_PROBLEM DESCRIPTION_: Give the entries back exactly, dropping each image.

_DATA FOR THE TASK_:
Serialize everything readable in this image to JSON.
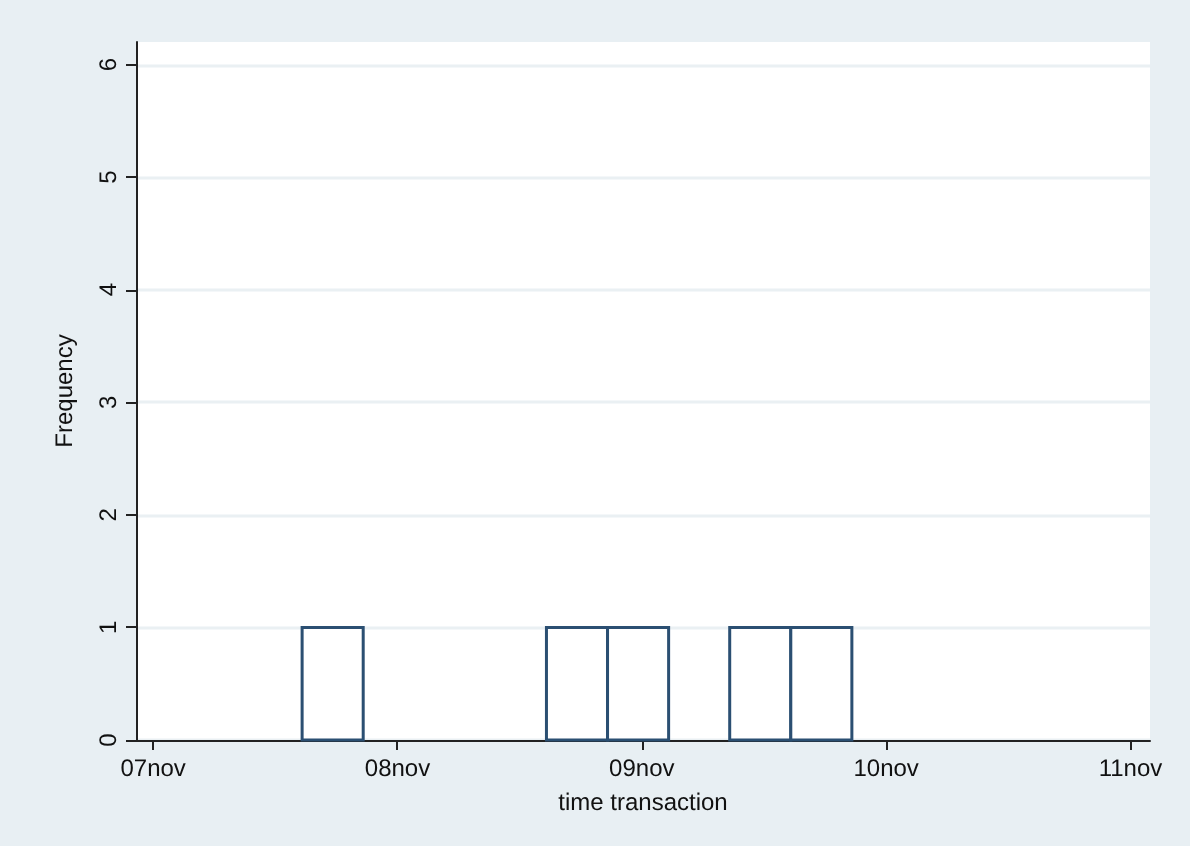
{
  "chart_data": {
    "type": "histogram",
    "xlabel": "time transaction",
    "ylabel": "Frequency",
    "bins": [
      "--11-07T14:38",
      "--11-07T20:38",
      "--11-08T02:38",
      "--11-08T08:38",
      "--11-08T14:38",
      "--11-08T20:38",
      "--11-09T02:38",
      "--11-09T08:38",
      "--11-09T14:38",
      "--11-09T20:38"
    ],
    "values": [
      1,
      0,
      0,
      0,
      1,
      1,
      0,
      1,
      1
    ],
    "color": "#2b4f72",
    "xlim": [
      "--11-06T22:19",
      "--11-11T01:55"
    ],
    "xticks": [
      {
        "value": "--11-07",
        "label": "07nov"
      },
      {
        "value": "--11-08",
        "label": "08nov"
      },
      {
        "value": "--11-09",
        "label": "09nov"
      },
      {
        "value": "--11-10",
        "label": "10nov"
      },
      {
        "value": "--11-11",
        "label": "11nov"
      }
    ],
    "ylim": [
      0,
      6.2
    ],
    "yticks": [
      0,
      1,
      2,
      3,
      4,
      5,
      6
    ],
    "grid": "y"
  }
}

_REPLY TO THE EXERCISE_:
Serialize everything readable in this image to JSON.
{
  "chart_data": {
    "type": "histogram",
    "xlabel": "time transaction",
    "ylabel": "Frequency",
    "bins": [
      "--11-07T14:38",
      "--11-07T20:38",
      "--11-08T02:38",
      "--11-08T08:38",
      "--11-08T14:38",
      "--11-08T20:38",
      "--11-09T02:38",
      "--11-09T08:38",
      "--11-09T14:38",
      "--11-09T20:38"
    ],
    "values": [
      1,
      0,
      0,
      0,
      1,
      1,
      0,
      1,
      1
    ],
    "color": "#2b4f72",
    "xlim": [
      "--11-06T22:19",
      "--11-11T01:55"
    ],
    "xticks": [
      {
        "value": "--11-07",
        "label": "07nov"
      },
      {
        "value": "--11-08",
        "label": "08nov"
      },
      {
        "value": "--11-09",
        "label": "09nov"
      },
      {
        "value": "--11-10",
        "label": "10nov"
      },
      {
        "value": "--11-11",
        "label": "11nov"
      }
    ],
    "ylim": [
      0,
      6.2
    ],
    "yticks": [
      0,
      1,
      2,
      3,
      4,
      5,
      6
    ],
    "grid": "y"
  }
}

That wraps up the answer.